» **SET TASK**:
Using the data below, determine the number of lines that include the string "User". Write only that number.

» **EXTRACTED MATERIAL**:
********************

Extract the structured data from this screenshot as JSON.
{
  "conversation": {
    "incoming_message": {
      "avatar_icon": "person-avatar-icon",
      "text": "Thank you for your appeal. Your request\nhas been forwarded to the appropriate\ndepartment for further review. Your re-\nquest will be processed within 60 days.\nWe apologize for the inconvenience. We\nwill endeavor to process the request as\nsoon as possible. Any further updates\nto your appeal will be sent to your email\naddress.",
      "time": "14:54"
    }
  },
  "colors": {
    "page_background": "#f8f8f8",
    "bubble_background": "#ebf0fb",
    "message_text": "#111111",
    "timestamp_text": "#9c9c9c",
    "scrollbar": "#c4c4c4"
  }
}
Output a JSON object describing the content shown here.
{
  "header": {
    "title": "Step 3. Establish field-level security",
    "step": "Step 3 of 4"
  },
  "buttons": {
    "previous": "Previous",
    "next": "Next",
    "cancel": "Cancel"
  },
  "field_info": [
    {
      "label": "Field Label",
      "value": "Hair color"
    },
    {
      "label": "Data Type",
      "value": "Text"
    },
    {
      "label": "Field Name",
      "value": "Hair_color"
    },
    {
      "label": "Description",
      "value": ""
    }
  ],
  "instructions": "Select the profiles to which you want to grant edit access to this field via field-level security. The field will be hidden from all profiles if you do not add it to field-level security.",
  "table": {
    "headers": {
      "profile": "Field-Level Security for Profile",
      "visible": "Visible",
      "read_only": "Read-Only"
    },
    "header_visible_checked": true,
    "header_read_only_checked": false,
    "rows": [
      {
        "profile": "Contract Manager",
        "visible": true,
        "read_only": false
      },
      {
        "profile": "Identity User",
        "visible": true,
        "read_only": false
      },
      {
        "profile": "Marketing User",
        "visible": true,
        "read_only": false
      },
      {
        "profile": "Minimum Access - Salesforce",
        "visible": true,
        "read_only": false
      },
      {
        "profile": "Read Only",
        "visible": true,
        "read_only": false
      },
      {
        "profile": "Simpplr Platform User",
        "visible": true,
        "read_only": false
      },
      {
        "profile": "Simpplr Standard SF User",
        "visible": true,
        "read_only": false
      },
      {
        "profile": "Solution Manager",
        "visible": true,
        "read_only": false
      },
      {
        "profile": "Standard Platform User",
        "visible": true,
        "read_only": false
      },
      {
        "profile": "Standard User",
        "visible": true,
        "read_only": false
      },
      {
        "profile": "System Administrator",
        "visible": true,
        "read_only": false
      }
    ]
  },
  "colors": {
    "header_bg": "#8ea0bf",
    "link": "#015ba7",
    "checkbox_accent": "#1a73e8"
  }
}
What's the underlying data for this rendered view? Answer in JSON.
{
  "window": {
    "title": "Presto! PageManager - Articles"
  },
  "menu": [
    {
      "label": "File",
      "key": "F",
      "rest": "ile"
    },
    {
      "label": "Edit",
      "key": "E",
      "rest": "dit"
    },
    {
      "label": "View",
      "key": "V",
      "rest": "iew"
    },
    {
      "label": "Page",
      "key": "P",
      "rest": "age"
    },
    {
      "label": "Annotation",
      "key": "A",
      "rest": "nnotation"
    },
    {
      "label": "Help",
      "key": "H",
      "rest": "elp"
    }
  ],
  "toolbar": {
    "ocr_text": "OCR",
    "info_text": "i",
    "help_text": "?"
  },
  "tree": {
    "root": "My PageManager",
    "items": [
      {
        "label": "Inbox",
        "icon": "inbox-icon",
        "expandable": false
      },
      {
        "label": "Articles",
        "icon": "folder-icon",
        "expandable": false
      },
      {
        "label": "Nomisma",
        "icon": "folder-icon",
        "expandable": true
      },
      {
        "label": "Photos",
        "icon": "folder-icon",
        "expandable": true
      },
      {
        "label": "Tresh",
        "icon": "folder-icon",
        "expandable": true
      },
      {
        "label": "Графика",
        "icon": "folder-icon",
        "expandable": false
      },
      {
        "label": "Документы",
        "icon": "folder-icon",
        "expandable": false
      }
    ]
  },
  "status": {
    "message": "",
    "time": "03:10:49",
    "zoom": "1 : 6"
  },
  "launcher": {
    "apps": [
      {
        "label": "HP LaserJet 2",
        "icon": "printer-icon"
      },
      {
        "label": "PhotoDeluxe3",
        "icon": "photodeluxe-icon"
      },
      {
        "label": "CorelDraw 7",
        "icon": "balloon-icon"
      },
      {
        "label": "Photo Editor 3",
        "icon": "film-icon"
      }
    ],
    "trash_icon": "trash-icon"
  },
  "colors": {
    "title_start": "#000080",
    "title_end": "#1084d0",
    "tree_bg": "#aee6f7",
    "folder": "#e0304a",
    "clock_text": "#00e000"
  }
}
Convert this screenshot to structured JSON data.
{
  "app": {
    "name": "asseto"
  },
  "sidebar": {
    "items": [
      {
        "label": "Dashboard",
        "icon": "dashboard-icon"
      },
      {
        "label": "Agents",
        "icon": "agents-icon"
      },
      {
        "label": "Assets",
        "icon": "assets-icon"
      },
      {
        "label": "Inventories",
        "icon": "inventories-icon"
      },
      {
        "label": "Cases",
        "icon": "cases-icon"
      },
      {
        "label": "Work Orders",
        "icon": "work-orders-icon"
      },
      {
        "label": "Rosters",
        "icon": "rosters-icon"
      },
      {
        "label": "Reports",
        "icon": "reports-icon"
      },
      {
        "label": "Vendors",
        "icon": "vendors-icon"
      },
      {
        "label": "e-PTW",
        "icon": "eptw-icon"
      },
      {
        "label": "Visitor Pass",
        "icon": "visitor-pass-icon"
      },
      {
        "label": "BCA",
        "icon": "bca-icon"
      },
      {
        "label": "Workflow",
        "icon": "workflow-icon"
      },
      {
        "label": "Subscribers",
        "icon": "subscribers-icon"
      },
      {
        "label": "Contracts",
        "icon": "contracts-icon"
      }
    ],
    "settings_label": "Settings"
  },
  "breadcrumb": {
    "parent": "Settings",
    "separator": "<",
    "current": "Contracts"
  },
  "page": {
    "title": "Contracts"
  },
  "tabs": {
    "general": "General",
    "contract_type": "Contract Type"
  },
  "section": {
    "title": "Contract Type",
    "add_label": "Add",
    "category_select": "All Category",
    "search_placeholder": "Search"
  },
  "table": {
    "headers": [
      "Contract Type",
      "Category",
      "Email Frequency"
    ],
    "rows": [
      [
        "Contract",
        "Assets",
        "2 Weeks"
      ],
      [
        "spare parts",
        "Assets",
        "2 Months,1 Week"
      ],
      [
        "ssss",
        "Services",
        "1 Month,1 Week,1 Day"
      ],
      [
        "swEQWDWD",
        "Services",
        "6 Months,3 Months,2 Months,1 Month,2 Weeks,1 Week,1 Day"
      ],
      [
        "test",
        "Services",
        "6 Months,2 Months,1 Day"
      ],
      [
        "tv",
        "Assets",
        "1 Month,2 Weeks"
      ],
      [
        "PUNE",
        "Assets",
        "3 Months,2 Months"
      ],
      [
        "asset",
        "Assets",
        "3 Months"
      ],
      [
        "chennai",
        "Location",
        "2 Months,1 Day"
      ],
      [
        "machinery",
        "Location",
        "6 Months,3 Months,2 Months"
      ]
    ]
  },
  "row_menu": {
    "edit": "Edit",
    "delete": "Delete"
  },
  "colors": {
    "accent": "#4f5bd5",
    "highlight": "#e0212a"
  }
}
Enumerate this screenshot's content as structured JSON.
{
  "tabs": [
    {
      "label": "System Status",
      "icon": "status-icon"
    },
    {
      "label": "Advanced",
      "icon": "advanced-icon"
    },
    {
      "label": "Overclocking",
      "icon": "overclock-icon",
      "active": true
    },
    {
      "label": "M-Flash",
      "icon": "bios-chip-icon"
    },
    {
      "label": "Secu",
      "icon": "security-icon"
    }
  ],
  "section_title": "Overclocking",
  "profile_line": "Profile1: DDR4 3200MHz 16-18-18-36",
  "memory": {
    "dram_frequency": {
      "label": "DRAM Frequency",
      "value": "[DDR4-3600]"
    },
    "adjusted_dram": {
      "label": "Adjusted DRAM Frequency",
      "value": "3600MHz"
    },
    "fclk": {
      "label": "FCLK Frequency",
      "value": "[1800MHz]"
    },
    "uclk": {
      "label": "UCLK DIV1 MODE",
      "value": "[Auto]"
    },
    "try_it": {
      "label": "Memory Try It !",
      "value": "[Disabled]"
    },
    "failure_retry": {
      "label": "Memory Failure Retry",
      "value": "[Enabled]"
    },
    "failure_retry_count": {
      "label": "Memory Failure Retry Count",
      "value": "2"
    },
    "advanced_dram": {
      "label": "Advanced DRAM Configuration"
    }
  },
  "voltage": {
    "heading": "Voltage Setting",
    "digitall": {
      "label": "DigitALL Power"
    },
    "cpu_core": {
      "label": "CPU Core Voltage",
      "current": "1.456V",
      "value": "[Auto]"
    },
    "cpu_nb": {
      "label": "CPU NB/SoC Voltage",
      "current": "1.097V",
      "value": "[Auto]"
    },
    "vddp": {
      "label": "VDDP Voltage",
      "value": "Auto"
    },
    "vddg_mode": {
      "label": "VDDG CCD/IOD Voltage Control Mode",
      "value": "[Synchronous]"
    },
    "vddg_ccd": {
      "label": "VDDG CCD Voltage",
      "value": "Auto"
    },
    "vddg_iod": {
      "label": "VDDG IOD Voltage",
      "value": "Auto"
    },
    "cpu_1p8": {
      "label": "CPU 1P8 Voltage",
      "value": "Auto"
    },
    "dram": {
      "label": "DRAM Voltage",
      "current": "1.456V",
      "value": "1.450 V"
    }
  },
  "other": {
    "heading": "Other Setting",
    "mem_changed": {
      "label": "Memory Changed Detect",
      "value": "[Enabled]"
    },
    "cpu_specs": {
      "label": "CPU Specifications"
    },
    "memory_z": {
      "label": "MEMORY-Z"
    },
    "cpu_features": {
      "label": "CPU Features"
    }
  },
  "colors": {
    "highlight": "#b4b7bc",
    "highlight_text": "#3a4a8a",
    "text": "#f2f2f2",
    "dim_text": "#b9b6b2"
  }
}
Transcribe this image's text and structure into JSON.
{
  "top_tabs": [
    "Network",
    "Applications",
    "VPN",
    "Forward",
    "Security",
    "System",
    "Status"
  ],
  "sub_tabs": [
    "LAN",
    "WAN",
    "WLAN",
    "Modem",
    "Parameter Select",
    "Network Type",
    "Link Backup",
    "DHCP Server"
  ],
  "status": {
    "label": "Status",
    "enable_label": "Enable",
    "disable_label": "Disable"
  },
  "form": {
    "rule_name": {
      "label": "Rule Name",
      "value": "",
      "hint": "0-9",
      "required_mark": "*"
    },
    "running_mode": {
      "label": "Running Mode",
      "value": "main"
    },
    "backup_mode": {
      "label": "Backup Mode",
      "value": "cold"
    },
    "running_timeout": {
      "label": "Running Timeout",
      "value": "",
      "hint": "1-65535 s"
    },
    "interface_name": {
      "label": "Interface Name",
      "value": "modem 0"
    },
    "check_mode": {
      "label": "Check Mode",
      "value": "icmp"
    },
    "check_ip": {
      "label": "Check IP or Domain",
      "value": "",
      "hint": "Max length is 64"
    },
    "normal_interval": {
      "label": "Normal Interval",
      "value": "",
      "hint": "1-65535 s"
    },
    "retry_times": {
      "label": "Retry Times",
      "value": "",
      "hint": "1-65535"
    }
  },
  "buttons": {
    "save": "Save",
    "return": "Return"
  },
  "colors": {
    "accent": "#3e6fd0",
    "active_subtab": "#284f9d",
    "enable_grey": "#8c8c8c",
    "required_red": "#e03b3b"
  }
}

********************

» **WRITTEN SOLUTION**:
6